(Part of a data file)
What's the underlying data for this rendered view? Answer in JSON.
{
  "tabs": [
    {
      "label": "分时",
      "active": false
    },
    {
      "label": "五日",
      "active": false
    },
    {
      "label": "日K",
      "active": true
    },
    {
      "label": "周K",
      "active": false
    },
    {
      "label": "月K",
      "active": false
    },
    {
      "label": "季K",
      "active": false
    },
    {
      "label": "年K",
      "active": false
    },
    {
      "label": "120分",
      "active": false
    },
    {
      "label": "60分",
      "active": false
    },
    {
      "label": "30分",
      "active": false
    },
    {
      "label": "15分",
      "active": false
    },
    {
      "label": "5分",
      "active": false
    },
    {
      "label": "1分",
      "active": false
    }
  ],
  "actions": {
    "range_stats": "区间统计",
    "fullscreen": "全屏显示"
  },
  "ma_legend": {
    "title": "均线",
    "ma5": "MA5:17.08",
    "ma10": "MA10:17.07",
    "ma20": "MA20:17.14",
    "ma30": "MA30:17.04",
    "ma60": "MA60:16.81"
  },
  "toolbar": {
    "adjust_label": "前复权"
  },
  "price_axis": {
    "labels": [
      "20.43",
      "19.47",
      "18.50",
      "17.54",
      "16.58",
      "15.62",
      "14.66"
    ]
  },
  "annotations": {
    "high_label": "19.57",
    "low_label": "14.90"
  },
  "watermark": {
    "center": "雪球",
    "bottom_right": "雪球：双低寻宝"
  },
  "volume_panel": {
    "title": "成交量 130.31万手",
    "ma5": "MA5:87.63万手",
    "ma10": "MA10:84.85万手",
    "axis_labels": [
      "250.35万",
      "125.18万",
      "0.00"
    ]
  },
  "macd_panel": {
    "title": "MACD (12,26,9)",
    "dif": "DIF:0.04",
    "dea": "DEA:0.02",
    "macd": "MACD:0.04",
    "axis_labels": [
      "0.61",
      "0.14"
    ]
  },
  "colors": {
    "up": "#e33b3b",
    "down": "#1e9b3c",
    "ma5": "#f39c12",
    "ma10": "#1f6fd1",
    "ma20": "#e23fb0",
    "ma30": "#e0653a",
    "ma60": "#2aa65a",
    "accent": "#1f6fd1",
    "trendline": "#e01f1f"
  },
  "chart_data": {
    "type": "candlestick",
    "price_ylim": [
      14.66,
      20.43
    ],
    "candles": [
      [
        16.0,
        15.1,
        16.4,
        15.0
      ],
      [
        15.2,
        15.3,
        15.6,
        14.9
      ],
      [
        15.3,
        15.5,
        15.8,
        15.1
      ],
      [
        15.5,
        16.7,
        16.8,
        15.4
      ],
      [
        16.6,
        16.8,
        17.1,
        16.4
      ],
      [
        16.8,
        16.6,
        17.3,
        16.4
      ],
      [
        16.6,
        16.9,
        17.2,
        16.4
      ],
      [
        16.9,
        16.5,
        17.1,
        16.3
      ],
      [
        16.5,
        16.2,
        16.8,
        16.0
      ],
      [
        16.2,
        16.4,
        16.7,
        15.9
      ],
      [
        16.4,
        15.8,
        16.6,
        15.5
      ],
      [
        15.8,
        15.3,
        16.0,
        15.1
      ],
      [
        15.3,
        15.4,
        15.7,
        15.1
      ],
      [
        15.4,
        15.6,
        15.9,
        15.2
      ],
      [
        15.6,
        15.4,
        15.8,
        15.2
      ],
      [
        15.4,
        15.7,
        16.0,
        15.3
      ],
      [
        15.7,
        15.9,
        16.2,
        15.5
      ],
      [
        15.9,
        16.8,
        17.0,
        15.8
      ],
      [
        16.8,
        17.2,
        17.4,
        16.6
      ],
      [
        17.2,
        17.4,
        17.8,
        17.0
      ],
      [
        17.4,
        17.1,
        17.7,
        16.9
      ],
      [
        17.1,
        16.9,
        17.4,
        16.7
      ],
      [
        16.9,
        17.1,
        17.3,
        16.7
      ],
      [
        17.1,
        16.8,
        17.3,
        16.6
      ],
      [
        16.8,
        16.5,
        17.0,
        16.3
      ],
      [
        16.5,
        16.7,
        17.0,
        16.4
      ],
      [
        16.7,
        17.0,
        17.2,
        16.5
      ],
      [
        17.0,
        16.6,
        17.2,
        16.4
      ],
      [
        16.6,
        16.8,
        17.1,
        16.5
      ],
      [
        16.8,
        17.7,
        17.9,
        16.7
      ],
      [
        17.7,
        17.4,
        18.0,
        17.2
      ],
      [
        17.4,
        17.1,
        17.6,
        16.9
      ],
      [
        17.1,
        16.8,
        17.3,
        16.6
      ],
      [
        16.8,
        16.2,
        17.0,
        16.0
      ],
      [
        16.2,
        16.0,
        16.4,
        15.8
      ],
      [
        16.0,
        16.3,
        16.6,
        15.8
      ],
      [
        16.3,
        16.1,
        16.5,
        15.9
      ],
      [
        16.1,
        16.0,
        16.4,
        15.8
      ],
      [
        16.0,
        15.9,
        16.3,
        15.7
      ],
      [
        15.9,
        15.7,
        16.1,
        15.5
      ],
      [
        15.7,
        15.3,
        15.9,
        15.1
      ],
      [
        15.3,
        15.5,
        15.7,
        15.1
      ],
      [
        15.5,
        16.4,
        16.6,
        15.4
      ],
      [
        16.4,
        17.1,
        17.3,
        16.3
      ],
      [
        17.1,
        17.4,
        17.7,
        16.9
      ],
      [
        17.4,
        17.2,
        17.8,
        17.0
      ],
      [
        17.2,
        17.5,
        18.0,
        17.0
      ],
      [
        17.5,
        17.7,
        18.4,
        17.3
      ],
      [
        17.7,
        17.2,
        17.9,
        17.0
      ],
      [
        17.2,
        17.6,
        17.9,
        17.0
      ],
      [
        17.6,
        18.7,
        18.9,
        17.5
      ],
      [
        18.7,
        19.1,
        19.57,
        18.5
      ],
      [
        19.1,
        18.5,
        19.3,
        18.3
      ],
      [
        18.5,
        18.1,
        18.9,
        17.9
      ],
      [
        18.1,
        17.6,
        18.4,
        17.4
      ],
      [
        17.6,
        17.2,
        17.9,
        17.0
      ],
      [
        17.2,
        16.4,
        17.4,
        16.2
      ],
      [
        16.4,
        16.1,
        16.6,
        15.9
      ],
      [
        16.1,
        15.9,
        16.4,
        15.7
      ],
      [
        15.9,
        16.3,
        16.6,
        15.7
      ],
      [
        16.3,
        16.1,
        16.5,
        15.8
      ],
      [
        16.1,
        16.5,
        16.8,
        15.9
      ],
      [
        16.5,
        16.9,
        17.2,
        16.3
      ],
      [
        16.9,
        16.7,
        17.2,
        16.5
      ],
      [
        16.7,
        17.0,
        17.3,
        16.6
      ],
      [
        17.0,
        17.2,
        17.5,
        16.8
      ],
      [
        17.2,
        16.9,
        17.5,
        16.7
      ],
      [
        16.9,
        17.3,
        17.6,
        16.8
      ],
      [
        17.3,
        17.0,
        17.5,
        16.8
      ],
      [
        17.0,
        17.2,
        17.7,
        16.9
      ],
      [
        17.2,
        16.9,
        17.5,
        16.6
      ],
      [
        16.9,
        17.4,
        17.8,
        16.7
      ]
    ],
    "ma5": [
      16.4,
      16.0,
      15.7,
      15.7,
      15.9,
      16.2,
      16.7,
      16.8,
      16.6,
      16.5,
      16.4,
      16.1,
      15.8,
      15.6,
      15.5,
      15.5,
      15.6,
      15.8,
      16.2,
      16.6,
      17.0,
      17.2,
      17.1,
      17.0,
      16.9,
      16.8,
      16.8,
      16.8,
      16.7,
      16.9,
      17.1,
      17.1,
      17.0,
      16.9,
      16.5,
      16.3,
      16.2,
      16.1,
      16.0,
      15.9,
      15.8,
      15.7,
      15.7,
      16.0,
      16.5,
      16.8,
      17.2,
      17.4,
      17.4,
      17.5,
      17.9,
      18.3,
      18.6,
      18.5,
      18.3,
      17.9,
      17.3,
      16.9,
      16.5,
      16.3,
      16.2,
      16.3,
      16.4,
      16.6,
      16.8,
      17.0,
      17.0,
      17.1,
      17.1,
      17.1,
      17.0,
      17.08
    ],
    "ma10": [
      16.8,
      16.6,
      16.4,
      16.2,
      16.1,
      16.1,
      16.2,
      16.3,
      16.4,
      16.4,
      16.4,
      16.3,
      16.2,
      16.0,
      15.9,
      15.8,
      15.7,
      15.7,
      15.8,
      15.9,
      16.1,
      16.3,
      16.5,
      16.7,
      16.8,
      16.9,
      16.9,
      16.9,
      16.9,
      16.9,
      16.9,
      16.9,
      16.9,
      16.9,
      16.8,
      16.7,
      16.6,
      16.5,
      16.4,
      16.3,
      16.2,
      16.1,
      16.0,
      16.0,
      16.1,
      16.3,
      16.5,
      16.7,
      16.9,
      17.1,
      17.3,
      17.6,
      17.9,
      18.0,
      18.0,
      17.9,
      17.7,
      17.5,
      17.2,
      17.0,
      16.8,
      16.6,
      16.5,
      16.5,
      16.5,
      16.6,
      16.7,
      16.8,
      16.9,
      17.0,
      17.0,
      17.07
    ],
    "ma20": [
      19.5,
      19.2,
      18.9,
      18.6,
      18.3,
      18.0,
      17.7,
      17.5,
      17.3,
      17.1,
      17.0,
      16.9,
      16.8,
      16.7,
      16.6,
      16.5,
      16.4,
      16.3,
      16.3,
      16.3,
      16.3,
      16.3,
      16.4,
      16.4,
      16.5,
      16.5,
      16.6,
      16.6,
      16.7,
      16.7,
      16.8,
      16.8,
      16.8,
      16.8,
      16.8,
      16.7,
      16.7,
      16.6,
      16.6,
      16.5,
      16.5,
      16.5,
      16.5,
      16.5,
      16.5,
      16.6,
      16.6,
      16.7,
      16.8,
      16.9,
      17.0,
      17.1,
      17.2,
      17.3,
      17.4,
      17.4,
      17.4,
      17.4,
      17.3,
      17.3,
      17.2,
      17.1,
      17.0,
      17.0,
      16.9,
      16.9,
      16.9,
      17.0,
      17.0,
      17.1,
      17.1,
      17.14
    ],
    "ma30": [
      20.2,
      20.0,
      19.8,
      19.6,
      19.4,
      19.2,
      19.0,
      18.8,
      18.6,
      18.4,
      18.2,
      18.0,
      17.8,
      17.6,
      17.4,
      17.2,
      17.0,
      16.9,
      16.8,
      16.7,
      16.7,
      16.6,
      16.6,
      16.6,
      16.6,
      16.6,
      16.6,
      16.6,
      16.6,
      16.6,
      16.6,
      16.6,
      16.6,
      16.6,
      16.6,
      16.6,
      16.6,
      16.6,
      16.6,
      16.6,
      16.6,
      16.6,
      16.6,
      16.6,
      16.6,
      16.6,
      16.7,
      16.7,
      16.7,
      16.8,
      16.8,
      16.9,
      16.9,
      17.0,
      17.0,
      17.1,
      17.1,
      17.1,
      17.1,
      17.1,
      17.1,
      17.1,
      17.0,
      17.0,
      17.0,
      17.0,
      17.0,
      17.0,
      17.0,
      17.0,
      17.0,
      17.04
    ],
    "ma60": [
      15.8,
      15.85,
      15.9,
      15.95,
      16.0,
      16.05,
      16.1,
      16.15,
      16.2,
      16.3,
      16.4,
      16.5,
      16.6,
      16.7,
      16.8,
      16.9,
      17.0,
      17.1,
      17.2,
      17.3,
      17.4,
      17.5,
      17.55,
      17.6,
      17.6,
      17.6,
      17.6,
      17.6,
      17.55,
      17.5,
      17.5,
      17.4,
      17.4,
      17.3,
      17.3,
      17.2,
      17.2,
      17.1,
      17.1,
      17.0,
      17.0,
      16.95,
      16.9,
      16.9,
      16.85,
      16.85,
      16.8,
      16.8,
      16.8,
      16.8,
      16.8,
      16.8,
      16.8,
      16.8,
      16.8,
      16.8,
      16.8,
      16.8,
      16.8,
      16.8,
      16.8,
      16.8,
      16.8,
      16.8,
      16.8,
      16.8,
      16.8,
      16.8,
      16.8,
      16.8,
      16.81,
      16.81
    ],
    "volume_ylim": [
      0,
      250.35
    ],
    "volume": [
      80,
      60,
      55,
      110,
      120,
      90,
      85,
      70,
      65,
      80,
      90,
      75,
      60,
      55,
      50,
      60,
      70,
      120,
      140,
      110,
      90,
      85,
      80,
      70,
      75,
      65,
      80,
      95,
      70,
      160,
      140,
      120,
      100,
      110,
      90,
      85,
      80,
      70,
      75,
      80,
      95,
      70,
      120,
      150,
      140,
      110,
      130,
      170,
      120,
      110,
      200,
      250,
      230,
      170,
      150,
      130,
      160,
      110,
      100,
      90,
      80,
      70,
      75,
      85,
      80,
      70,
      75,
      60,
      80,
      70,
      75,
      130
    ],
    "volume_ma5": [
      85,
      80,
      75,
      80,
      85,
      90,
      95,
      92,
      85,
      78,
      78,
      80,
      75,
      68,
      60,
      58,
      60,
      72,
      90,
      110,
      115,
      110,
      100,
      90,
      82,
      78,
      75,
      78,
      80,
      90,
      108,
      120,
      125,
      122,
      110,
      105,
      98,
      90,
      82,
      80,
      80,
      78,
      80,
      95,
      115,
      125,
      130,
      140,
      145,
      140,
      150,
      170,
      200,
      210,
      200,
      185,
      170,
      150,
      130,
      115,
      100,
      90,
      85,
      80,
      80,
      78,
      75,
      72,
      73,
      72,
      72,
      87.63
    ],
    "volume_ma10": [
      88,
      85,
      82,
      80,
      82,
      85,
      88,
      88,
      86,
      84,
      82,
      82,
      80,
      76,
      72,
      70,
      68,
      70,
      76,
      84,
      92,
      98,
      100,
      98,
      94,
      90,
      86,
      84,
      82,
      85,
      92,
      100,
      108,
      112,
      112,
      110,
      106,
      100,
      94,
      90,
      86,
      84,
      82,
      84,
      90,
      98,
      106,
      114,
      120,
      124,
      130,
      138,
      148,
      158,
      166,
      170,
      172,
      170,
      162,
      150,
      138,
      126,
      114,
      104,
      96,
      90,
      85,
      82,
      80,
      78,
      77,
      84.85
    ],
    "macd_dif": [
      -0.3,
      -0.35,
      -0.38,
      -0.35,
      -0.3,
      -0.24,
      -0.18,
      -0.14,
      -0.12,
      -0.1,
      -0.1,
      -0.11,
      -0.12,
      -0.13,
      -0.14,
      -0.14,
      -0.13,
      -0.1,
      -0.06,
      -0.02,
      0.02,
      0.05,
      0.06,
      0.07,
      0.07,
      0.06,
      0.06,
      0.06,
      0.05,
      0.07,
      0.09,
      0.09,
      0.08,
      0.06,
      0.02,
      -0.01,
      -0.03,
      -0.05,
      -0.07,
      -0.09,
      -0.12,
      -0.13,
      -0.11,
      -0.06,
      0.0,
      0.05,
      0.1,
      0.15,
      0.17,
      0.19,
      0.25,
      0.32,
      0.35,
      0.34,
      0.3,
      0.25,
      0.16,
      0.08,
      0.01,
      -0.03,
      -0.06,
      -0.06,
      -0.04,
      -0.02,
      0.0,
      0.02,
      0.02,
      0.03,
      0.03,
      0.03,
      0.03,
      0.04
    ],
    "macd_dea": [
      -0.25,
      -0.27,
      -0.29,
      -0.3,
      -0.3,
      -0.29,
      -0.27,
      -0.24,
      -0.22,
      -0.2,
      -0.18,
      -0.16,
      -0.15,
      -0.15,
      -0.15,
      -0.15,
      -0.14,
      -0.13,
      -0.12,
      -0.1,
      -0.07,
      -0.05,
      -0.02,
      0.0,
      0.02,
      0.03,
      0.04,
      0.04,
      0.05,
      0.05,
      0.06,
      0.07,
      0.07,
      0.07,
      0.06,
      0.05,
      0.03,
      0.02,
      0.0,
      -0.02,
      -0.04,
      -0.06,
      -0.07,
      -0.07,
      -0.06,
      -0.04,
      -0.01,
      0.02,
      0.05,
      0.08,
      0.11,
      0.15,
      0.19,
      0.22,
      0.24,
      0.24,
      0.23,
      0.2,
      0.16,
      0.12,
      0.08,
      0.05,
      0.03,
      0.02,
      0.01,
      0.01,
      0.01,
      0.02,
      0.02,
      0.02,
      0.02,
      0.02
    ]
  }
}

#### OBJECTIVE
Tally the lines in the entries above that hold the word "title". Reply with nothing but that count.

#### RIGHT ANSWER
3